● GIVEN REQUEST: Lines that hold the word "スカイスキャナー" should be located and copied.

+-------+

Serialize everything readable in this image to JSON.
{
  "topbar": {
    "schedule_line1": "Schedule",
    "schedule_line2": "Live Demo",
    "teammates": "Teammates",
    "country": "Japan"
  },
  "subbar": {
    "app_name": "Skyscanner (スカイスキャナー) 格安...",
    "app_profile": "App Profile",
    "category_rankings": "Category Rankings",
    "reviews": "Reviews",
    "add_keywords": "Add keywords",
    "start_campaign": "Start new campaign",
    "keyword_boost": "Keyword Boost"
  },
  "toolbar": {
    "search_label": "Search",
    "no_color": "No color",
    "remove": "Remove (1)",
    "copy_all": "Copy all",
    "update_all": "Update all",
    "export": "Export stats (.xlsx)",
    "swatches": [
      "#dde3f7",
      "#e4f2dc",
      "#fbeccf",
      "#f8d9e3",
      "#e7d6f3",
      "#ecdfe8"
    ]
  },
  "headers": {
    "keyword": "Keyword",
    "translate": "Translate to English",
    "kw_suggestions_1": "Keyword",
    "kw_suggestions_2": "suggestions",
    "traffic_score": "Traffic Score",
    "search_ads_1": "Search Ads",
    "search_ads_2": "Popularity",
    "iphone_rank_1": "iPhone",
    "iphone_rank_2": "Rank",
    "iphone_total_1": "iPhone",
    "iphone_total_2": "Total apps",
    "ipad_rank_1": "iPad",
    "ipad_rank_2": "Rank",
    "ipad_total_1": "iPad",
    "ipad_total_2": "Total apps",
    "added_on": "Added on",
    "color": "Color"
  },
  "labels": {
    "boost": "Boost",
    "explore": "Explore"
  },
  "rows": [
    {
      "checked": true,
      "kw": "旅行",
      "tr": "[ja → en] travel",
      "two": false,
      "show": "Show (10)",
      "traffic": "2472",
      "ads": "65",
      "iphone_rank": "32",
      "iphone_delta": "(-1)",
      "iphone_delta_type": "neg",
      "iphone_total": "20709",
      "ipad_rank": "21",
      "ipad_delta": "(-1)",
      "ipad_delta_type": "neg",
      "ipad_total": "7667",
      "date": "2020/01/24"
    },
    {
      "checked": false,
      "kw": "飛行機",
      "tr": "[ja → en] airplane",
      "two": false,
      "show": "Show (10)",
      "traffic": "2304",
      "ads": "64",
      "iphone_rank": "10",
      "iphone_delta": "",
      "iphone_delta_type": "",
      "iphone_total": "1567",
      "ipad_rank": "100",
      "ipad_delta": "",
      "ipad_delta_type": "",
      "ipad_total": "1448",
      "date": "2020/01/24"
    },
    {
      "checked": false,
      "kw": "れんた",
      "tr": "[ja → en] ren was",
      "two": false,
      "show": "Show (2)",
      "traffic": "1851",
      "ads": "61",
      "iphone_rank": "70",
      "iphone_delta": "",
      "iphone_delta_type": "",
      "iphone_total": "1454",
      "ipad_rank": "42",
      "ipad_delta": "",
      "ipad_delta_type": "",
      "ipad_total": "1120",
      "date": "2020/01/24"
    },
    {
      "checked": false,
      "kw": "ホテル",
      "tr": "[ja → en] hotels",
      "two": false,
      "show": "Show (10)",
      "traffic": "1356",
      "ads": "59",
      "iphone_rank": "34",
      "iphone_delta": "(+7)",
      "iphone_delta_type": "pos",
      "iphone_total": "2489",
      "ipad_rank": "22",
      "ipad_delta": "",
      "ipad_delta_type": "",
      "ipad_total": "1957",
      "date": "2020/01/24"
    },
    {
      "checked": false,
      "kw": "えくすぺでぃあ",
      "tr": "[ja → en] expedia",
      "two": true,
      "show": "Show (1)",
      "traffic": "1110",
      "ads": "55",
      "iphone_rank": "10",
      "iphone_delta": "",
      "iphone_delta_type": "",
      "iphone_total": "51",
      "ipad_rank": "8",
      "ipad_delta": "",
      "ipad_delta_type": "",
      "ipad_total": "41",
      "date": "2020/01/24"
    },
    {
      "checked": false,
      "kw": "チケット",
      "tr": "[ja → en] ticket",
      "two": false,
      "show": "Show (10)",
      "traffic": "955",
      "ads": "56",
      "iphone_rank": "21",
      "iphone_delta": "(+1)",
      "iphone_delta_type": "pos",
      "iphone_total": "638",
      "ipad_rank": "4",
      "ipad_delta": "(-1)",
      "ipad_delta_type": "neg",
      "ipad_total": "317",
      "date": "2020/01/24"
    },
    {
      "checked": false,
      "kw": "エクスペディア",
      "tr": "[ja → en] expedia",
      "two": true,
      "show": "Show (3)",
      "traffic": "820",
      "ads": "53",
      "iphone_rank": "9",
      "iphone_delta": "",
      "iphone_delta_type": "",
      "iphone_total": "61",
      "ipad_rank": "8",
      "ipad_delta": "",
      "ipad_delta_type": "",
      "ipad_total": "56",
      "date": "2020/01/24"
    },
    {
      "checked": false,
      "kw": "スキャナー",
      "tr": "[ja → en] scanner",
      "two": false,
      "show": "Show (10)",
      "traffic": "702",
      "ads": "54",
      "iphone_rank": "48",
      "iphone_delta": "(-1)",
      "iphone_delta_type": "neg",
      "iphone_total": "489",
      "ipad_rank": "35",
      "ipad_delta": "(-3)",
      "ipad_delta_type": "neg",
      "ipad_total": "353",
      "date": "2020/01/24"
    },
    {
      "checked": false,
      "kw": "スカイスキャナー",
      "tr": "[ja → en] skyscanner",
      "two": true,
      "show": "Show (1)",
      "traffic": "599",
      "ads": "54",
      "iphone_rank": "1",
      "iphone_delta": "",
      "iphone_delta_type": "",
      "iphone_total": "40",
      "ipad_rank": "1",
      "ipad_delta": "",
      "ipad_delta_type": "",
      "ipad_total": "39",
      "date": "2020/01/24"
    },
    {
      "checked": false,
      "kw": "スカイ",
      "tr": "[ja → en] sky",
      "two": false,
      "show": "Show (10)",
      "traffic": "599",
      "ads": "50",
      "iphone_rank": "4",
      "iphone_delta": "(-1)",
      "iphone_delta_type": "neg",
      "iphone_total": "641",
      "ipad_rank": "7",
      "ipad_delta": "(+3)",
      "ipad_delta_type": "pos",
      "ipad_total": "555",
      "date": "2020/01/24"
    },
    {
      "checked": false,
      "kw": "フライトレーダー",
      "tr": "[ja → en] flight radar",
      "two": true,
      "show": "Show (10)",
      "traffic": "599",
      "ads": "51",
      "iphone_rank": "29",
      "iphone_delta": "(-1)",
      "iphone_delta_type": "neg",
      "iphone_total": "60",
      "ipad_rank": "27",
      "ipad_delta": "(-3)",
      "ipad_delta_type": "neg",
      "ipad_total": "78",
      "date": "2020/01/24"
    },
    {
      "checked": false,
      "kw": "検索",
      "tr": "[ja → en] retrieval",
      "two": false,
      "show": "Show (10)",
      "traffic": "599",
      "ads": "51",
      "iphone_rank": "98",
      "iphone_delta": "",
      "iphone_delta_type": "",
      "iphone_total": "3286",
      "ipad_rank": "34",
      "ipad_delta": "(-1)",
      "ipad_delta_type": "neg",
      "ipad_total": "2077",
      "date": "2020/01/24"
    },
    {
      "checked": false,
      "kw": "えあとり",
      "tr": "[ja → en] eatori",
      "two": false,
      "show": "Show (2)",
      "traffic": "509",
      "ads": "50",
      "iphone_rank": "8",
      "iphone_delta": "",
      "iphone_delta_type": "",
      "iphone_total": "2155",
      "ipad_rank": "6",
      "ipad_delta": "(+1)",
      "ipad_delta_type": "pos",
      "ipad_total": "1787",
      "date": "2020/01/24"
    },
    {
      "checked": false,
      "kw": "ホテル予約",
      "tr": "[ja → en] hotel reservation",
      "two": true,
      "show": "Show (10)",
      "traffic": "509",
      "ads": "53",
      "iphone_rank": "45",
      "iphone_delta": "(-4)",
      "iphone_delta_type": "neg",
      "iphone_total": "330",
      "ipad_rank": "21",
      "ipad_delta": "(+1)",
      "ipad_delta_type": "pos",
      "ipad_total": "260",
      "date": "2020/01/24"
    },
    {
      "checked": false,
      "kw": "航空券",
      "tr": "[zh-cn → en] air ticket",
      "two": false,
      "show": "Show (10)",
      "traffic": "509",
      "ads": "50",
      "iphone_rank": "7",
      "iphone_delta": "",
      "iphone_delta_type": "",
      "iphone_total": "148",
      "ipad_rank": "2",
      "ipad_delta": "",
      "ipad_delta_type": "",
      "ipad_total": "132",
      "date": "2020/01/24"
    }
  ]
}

+-------+

● FULL OUTPUT:
    "app_name": "Skyscanner (スカイスキャナー) 格安...",
      "kw": "スカイスキャナー",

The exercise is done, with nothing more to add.